__Given request__:
Reproduce every one of the records below word for word, omitting the pictures from your reply.

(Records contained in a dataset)
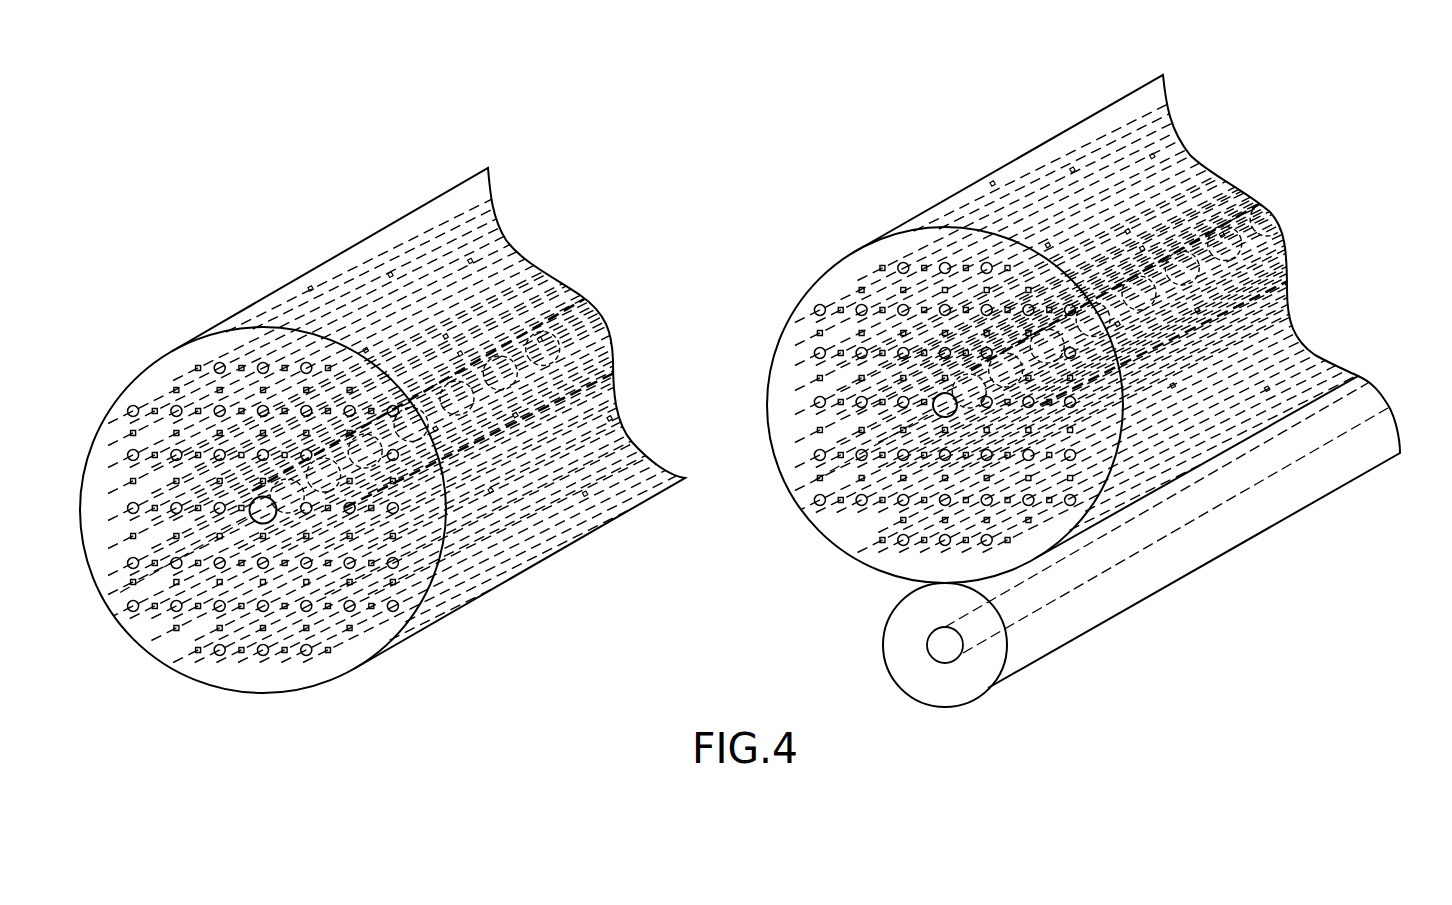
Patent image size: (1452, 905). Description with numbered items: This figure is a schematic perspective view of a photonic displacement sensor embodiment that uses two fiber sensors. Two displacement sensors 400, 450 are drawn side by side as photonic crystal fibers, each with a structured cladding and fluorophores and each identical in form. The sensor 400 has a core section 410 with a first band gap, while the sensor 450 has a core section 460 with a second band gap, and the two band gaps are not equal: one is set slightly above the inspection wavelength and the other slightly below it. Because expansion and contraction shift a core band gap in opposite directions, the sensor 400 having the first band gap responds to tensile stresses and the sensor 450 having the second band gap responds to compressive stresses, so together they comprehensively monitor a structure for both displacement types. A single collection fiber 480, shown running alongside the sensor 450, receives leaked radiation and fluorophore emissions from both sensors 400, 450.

The displacement sensor 400 is at (408, 170).
The core section 410 is at (593, 318).
The displacement sensor 450 is at (1003, 125).
The core section 460 is at (1265, 220).
The collection fiber 480 is at (1108, 597).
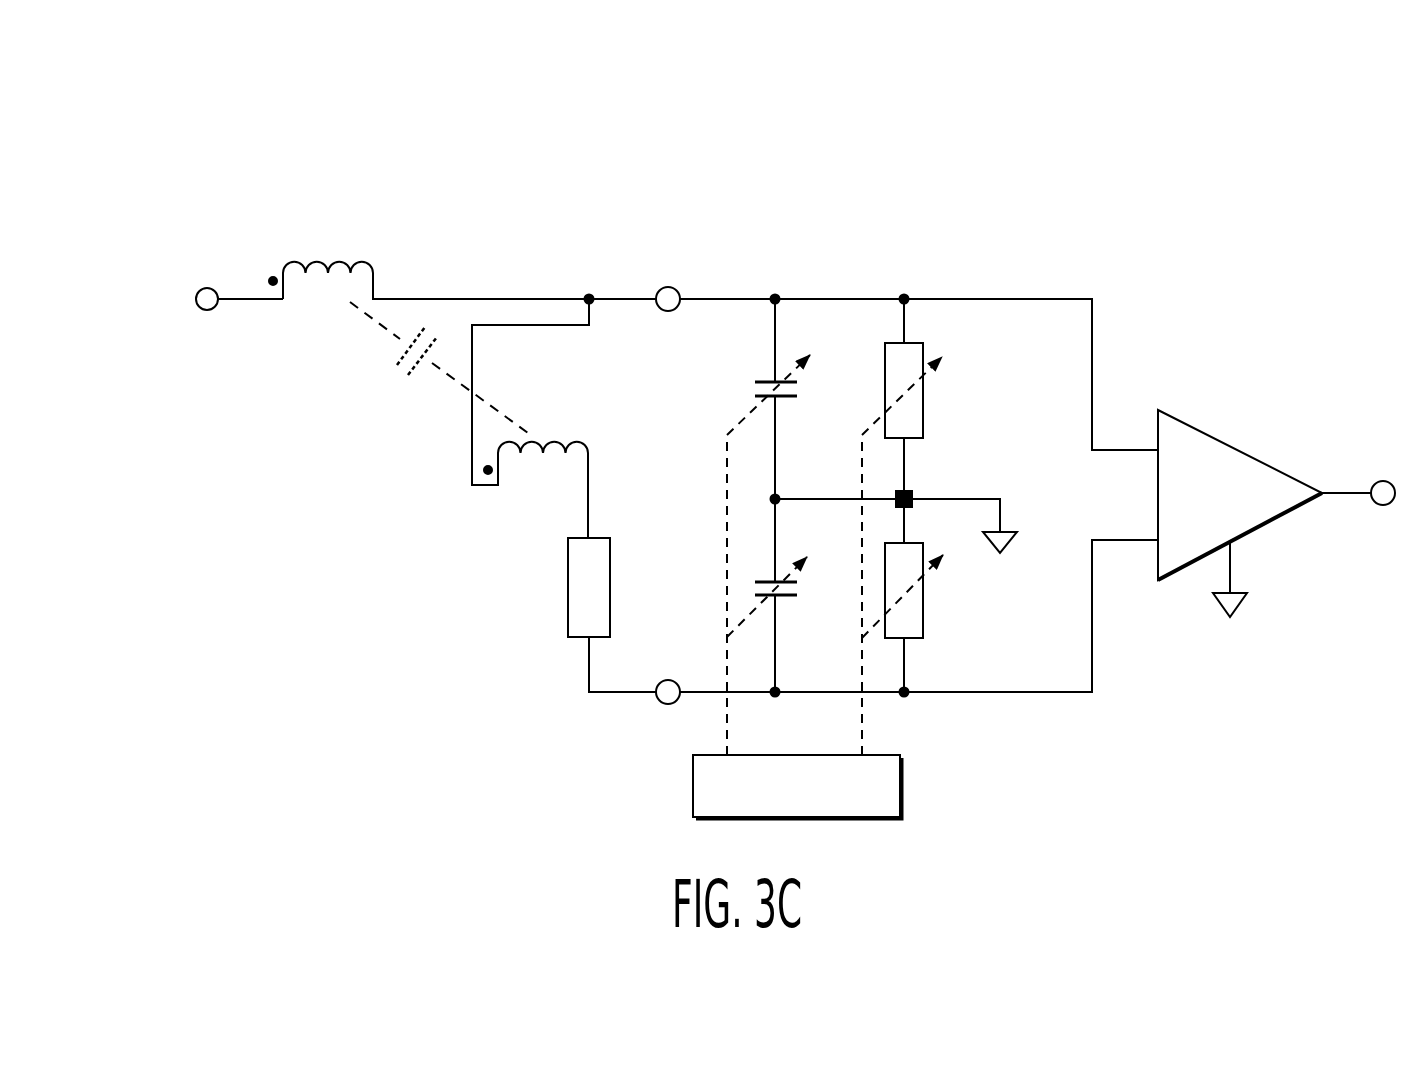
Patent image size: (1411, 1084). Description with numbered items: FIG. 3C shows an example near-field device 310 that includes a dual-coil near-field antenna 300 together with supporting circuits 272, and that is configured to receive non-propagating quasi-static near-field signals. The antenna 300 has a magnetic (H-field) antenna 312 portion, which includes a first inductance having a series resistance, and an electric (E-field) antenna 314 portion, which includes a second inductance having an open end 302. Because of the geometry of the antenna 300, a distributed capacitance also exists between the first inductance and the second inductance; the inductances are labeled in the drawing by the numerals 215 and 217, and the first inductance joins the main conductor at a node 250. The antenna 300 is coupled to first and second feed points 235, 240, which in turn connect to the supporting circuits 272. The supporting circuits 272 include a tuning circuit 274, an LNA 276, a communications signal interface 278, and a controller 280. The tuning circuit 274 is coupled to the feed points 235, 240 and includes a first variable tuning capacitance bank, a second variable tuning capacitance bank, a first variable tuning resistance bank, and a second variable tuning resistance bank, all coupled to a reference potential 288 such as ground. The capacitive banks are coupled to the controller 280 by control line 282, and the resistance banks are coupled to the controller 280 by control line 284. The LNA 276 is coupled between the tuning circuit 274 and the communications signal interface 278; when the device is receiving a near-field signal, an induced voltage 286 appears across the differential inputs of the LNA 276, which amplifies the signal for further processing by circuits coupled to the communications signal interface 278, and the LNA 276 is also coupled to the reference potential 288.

The near-field device 310 is at (165, 135).
The open end 302 is at (205, 288).
The dual-coil near-field antenna 300 is at (698, 160).
The electric (E-field) antenna portion 314 is at (412, 290).
The inductor L2 217 is at (360, 263).
The magnetic (H-field) antenna portion 312 is at (640, 290).
The node 250 is at (589, 297).
The inductor L1 215 is at (555, 443).
The second feed point 240 is at (670, 311).
The first feed point 235 is at (668, 680).
The supporting circuits 272 is at (1362, 160).
The tuning circuit 274 is at (950, 290).
The control line 282 is at (727, 490).
The control line 284 is at (862, 455).
The reference potential 288 is at (1007, 553).
The induced voltage 286 is at (1072, 478).
The LNA 276 is at (1230, 440).
The communications signal interface 278 is at (1385, 481).
The controller 280 is at (693, 785).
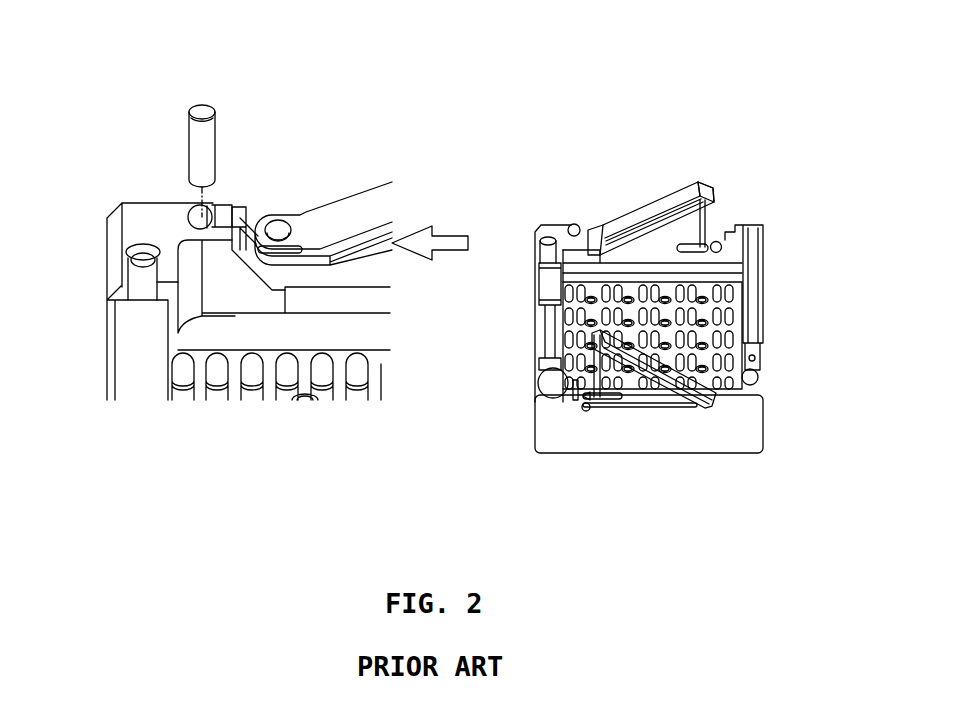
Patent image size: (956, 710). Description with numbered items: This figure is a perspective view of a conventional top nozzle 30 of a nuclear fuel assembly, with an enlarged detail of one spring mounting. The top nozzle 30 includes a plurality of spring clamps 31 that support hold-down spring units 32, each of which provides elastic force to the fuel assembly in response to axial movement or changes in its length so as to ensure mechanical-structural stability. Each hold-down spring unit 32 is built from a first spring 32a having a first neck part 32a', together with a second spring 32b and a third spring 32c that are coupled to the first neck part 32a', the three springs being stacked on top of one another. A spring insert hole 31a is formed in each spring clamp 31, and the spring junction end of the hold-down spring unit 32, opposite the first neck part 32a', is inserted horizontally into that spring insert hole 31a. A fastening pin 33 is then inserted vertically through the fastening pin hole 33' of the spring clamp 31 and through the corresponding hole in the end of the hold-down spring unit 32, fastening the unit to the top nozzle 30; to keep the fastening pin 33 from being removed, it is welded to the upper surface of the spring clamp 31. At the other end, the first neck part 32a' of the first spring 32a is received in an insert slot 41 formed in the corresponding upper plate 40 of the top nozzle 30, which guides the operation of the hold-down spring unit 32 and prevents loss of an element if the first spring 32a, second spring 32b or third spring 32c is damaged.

The top nozzle 30 is at (620, 186).
The spring clamp 31 is at (132, 213).
The spring insert hole 31a is at (240, 242).
The hold-down spring unit 32 is at (358, 194).
The first spring 32a is at (716, 165).
The first neck part 32a' is at (680, 375).
The second spring 32b is at (704, 228).
The third spring 32c is at (708, 193).
The fastening pin 33 is at (213, 120).
The fastening pin hole 33' is at (164, 136).
The upper plate 40 is at (655, 397).
The insert slot 41 is at (690, 252).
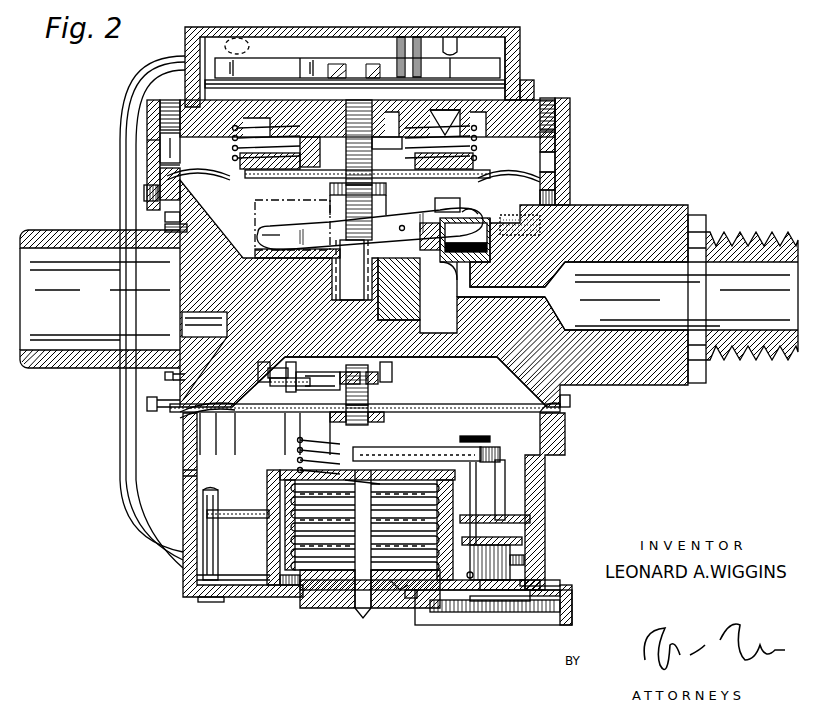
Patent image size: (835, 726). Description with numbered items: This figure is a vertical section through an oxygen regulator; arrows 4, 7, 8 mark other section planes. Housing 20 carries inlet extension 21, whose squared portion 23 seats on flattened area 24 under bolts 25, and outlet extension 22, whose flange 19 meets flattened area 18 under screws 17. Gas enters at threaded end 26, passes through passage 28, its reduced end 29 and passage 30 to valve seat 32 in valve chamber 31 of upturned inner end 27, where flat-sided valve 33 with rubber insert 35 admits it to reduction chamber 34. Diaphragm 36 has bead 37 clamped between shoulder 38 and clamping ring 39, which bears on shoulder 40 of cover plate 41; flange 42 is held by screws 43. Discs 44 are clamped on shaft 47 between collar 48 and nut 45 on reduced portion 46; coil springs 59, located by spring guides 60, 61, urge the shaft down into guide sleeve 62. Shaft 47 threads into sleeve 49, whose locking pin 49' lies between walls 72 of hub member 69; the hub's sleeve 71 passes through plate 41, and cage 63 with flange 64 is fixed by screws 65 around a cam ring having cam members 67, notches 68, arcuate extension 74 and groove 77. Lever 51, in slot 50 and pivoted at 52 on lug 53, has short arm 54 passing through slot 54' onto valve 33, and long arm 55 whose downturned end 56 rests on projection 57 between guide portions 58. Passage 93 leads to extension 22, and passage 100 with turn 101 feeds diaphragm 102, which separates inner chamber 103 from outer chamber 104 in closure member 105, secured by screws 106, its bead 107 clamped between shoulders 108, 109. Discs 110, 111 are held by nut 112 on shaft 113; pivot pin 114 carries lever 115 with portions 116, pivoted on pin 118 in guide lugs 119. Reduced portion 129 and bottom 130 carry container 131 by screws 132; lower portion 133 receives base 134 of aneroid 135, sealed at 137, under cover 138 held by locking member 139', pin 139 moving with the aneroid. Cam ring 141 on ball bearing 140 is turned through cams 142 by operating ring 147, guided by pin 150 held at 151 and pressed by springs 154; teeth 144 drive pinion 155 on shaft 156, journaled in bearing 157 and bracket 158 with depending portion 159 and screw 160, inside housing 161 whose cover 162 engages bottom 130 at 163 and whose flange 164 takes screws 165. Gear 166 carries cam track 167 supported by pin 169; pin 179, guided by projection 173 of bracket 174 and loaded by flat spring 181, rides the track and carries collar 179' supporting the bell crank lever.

__Task result__:
Patent image size: (1452, 905). Description with numbered items: This figure is a schematic perspective view of a photonic displacement sensor embodiment that uses two fiber sensors. Two displacement sensors 400, 450 are drawn side by side as photonic crystal fibers, each with a structured cladding and fluorophores and each identical in form. The sensor 400 has a core section 410 with a first band gap, while the sensor 450 has a core section 460 with a second band gap, and the two band gaps are not equal: one is set slightly above the inspection wavelength and the other slightly below it. Because expansion and contraction shift a core band gap in opposite directions, the sensor 400 having the first band gap responds to tensile stresses and the sensor 450 having the second band gap responds to compressive stresses, so together they comprehensively monitor a structure for both displacement types. A single collection fiber 480, shown running alongside the sensor 450, receives leaked radiation and fluorophore emissions from both sensors 400, 450.

The displacement sensor 400 is at (408, 170).
The core section 410 is at (593, 318).
The displacement sensor 450 is at (1003, 125).
The core section 460 is at (1265, 220).
The collection fiber 480 is at (1108, 597).
Patent image size: (1411, 1084). Description with numbered items: FIG. 3C shows an example near-field device 310 that includes a dual-coil near-field antenna 300 together with supporting circuits 272, and that is configured to receive non-propagating quasi-static near-field signals. The antenna 300 has a magnetic (H-field) antenna 312 portion, which includes a first inductance having a series resistance, and an electric (E-field) antenna 314 portion, which includes a second inductance having an open end 302. Because of the geometry of the antenna 300, a distributed capacitance also exists between the first inductance and the second inductance; the inductances are labeled in the drawing by the numerals 215 and 217, and the first inductance joins the main conductor at a node 250. The antenna 300 is coupled to first and second feed points 235, 240, which in turn connect to the supporting circuits 272. The supporting circuits 272 include a tuning circuit 274, an LNA 276, a communications signal interface 278, and a controller 280. The tuning circuit 274 is coupled to the feed points 235, 240 and includes a first variable tuning capacitance bank, a second variable tuning capacitance bank, a first variable tuning resistance bank, and a second variable tuning resistance bank, all coupled to a reference potential 288 such as ground. The capacitive banks are coupled to the controller 280 by control line 282, and the resistance banks are coupled to the controller 280 by control line 284. The LNA 276 is coupled between the tuning circuit 274 and the communications signal interface 278; when the device is receiving a near-field signal, an induced voltage 286 appears across the differential inputs of the LNA 276, which amplifies the signal for further processing by circuits coupled to the communications signal interface 278, and the LNA 276 is also coupled to the reference potential 288.

The near-field device 310 is at (165, 135).
The open end 302 is at (205, 288).
The dual-coil near-field antenna 300 is at (698, 160).
The electric (E-field) antenna portion 314 is at (412, 290).
The inductor L2 217 is at (360, 263).
The magnetic (H-field) antenna portion 312 is at (640, 290).
The node 250 is at (589, 297).
The inductor L1 215 is at (555, 443).
The second feed point 240 is at (670, 311).
The first feed point 235 is at (668, 680).
The supporting circuits 272 is at (1362, 160).
The tuning circuit 274 is at (950, 290).
The control line 282 is at (727, 490).
The control line 284 is at (862, 455).
The reference potential 288 is at (1007, 553).
The induced voltage 286 is at (1072, 478).
The LNA 276 is at (1230, 440).
The communications signal interface 278 is at (1385, 481).
The controller 280 is at (693, 785).
Patent image size: (956, 710). Description with numbered items: This figure is a perspective view of a conventional top nozzle 30 of a nuclear fuel assembly, with an enlarged detail of one spring mounting. The top nozzle 30 includes a plurality of spring clamps 31 that support hold-down spring units 32, each of which provides elastic force to the fuel assembly in response to axial movement or changes in its length so as to ensure mechanical-structural stability. Each hold-down spring unit 32 is built from a first spring 32a having a first neck part 32a', together with a second spring 32b and a third spring 32c that are coupled to the first neck part 32a', the three springs being stacked on top of one another. A spring insert hole 31a is formed in each spring clamp 31, and the spring junction end of the hold-down spring unit 32, opposite the first neck part 32a', is inserted horizontally into that spring insert hole 31a. A fastening pin 33 is then inserted vertically through the fastening pin hole 33' of the spring clamp 31 and through the corresponding hole in the end of the hold-down spring unit 32, fastening the unit to the top nozzle 30; to keep the fastening pin 33 from being removed, it is welded to the upper surface of the spring clamp 31. At the other end, the first neck part 32a' of the first spring 32a is received in an insert slot 41 formed in the corresponding upper plate 40 of the top nozzle 30, which guides the operation of the hold-down spring unit 32 and prevents loss of an element if the first spring 32a, second spring 32b or third spring 32c is damaged.

The top nozzle 30 is at (620, 186).
The spring clamp 31 is at (132, 213).
The spring insert hole 31a is at (240, 242).
The hold-down spring unit 32 is at (358, 194).
The first spring 32a is at (716, 165).
The first neck part 32a' is at (680, 375).
The second spring 32b is at (704, 228).
The third spring 32c is at (708, 193).
The fastening pin 33 is at (213, 120).
The fastening pin hole 33' is at (164, 136).
The upper plate 40 is at (655, 397).
The insert slot 41 is at (690, 252).
Patent image size: (835, 726). Description with numbered items: This figure is a vertical section through an oxygen regulator; arrows 4, 7, 8 mark other section planes. Housing 20 carries inlet extension 21, whose squared portion 23 seats on flattened area 24 under bolts 25, and outlet extension 22, whose flange 19 meets flattened area 18 under screws 17. Gas enters at threaded end 26, passes through passage 28, its reduced end 29 and passage 30 to valve seat 32 in valve chamber 31 of upturned inner end 27, where flat-sided valve 33 with rubber insert 35 admits it to reduction chamber 34. Diaphragm 36 has bead 37 clamped between shoulder 38 and clamping ring 39, which bears on shoulder 40 of cover plate 41; flange 42 is held by screws 43. Discs 44 are clamped on shaft 47 between collar 48 and nut 45 on reduced portion 46; coil springs 59, located by spring guides 60, 61, urge the shaft down into guide sleeve 62. Shaft 47 threads into sleeve 49, whose locking pin 49' lies between walls 72 of hub member 69; the hub's sleeve 71 passes through plate 41, and cage 63 with flange 64 is fixed by screws 65 around a cam ring having cam members 67, notches 68, arcuate extension 74 and groove 77. Lever 51, in slot 50 and pivoted at 52 on lug 53, has short arm 54 passing through slot 54' onto valve 33, and long arm 55 whose downturned end 56 rests on projection 57 between guide portions 58. Passage 93 leads to extension 22, and passage 100 with turn 101 feeds diaphragm 102, which separates inner chamber 103 from outer chamber 104 in closure member 105, secured by screws 106, its bead 107 clamped between shoulders 108, 109. Discs 110, 111 are held by nut 112 on shaft 113; pivot pin 114 carries lever 115 with portions 116, pivoted on pin 118 in guide lugs 119. Reduced portion 129 and bottom 130 carry container 131 by screws 132; lower portion 133 receives base 134 of aneroid 135, sealed at 137, under cover 138 held by locking member 139', pin 139 moving with the aneroid. Cam ring 141 on ball bearing 140 is turned through cams 142 by operating ring 147, guided by pin 150 held at 151 and pressed by springs 154; teeth 144 drive pinion 155 on shaft 156, journaled in bearing 157 and bracket 158 with depending portion 159 and screw 160, inside housing 161 whose cover 162 engages bottom 130 at 163 and whose flange 164 takes screws 165. Gear 166 carries cam track 167 supported by pin 169; pin 179, guided by projection 173 of bracket 174 and loaded by flat spring 181, rides the track and carries collar 179' supporting the bell crank lever.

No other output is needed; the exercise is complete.